------ Given information

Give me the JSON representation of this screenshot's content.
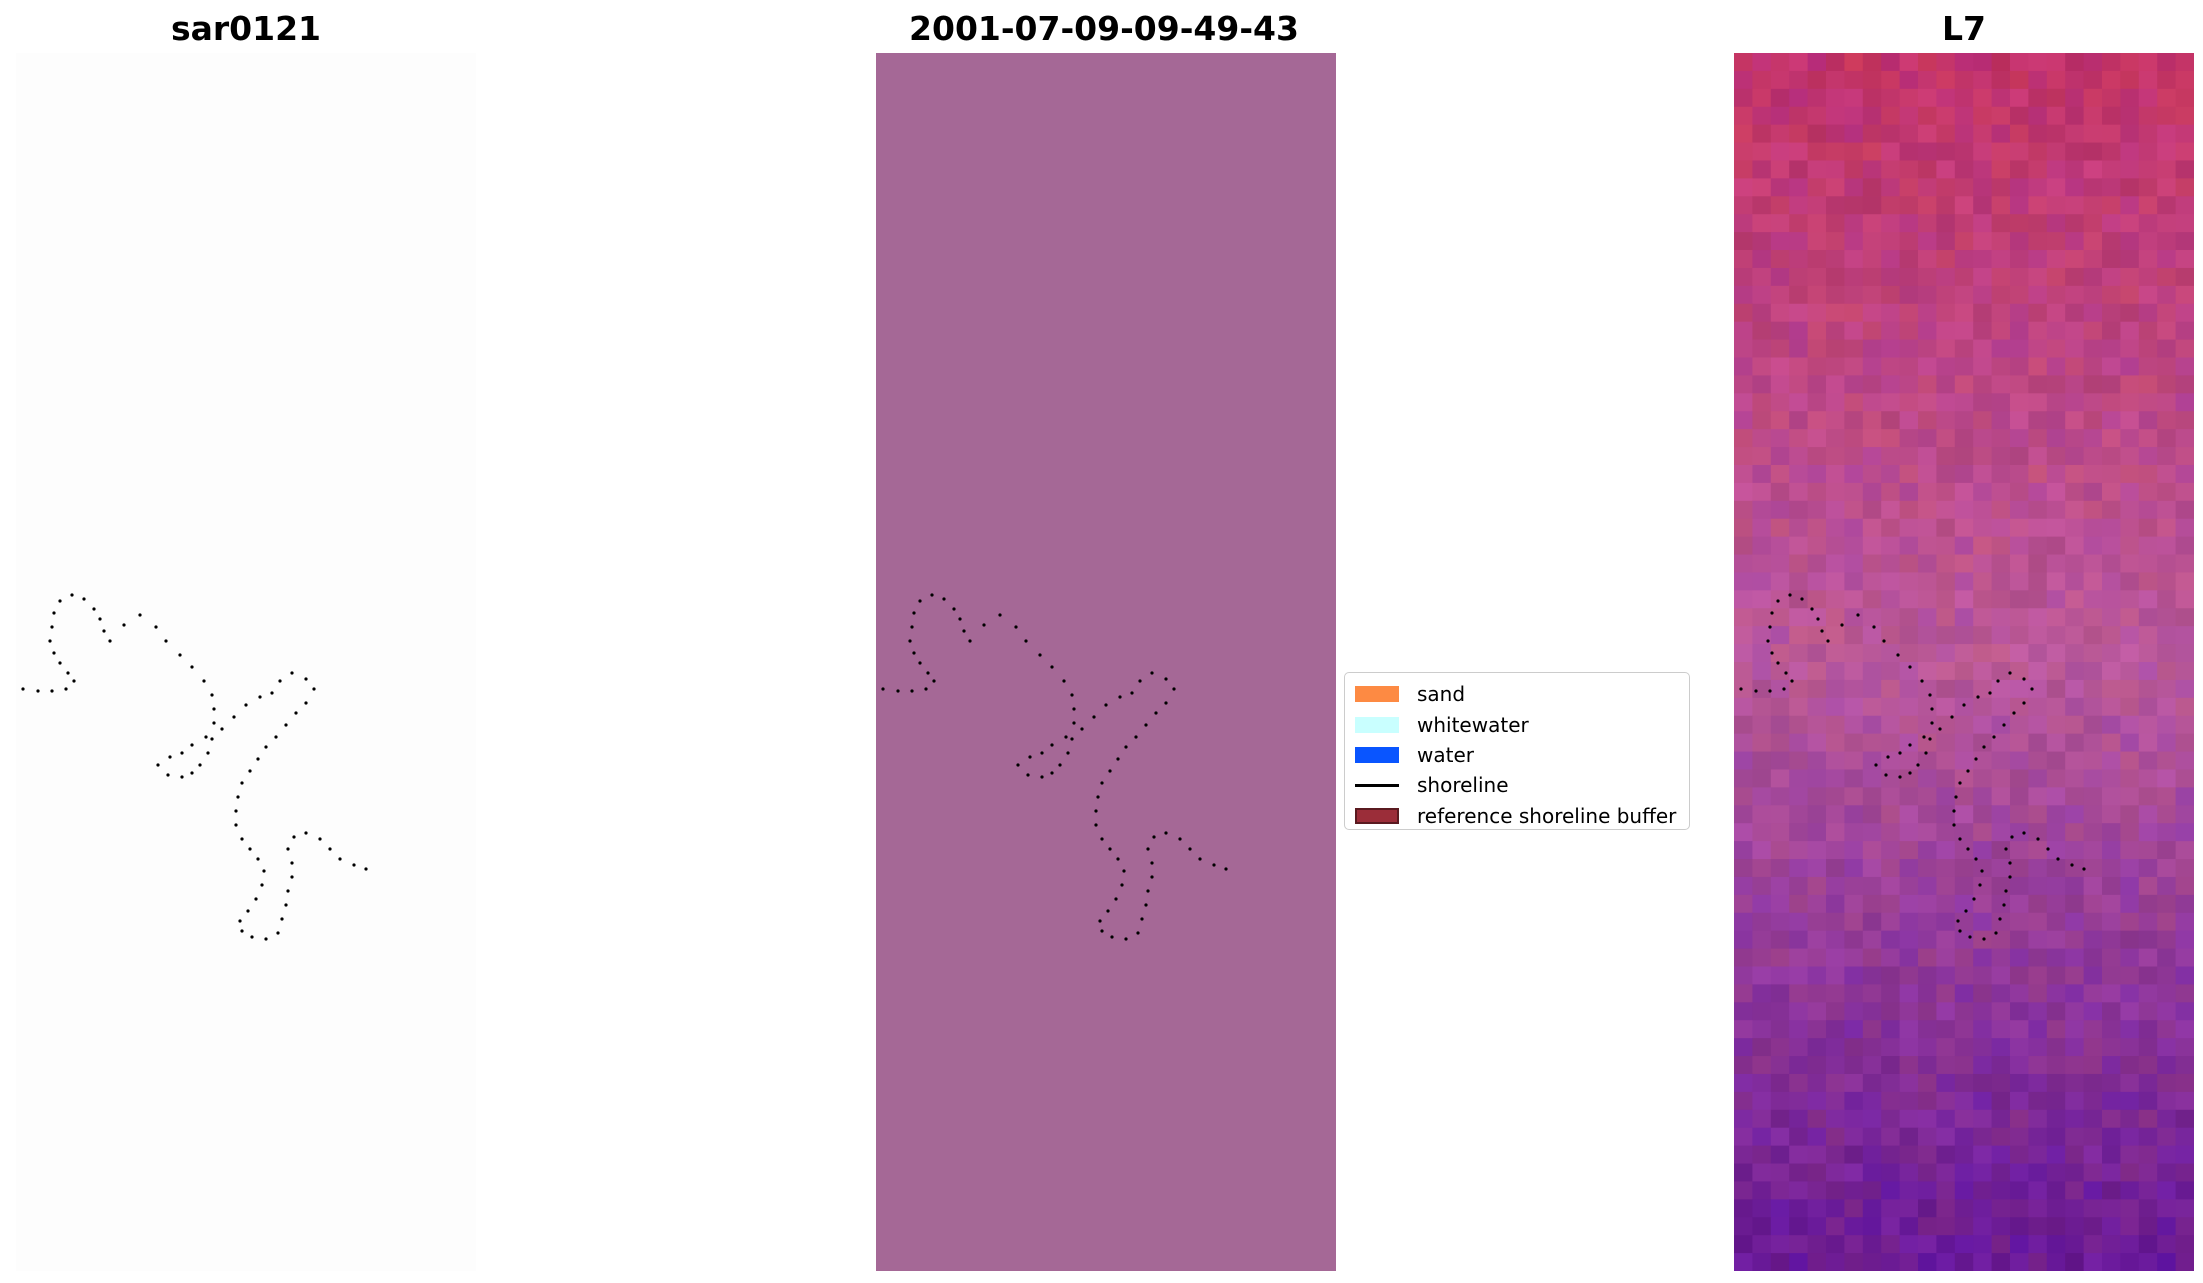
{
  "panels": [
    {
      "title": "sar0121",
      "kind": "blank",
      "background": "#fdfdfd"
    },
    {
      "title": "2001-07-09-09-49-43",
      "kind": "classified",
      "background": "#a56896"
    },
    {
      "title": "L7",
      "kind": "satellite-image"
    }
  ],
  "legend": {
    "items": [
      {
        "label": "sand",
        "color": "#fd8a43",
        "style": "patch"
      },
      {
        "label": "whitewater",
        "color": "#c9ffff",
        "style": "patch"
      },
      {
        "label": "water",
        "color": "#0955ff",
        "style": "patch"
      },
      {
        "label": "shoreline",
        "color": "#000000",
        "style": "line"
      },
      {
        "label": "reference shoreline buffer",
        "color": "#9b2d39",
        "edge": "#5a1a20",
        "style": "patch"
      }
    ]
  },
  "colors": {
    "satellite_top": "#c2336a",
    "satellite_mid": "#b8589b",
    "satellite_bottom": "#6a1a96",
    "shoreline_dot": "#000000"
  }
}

------------

## What you have to do
The data should be printed again unchanged; leave its pictures out.

## Result of the task
Give me the JSON representation of this screenshot's content.
{
  "panels": [
    {
      "title": "sar0121",
      "kind": "blank",
      "background": "#fdfdfd"
    },
    {
      "title": "2001-07-09-09-49-43",
      "kind": "classified",
      "background": "#a56896"
    },
    {
      "title": "L7",
      "kind": "satellite-image"
    }
  ],
  "legend": {
    "items": [
      {
        "label": "sand",
        "color": "#fd8a43",
        "style": "patch"
      },
      {
        "label": "whitewater",
        "color": "#c9ffff",
        "style": "patch"
      },
      {
        "label": "water",
        "color": "#0955ff",
        "style": "patch"
      },
      {
        "label": "shoreline",
        "color": "#000000",
        "style": "line"
      },
      {
        "label": "reference shoreline buffer",
        "color": "#9b2d39",
        "edge": "#5a1a20",
        "style": "patch"
      }
    ]
  },
  "colors": {
    "satellite_top": "#c2336a",
    "satellite_mid": "#b8589b",
    "satellite_bottom": "#6a1a96",
    "shoreline_dot": "#000000"
  }
}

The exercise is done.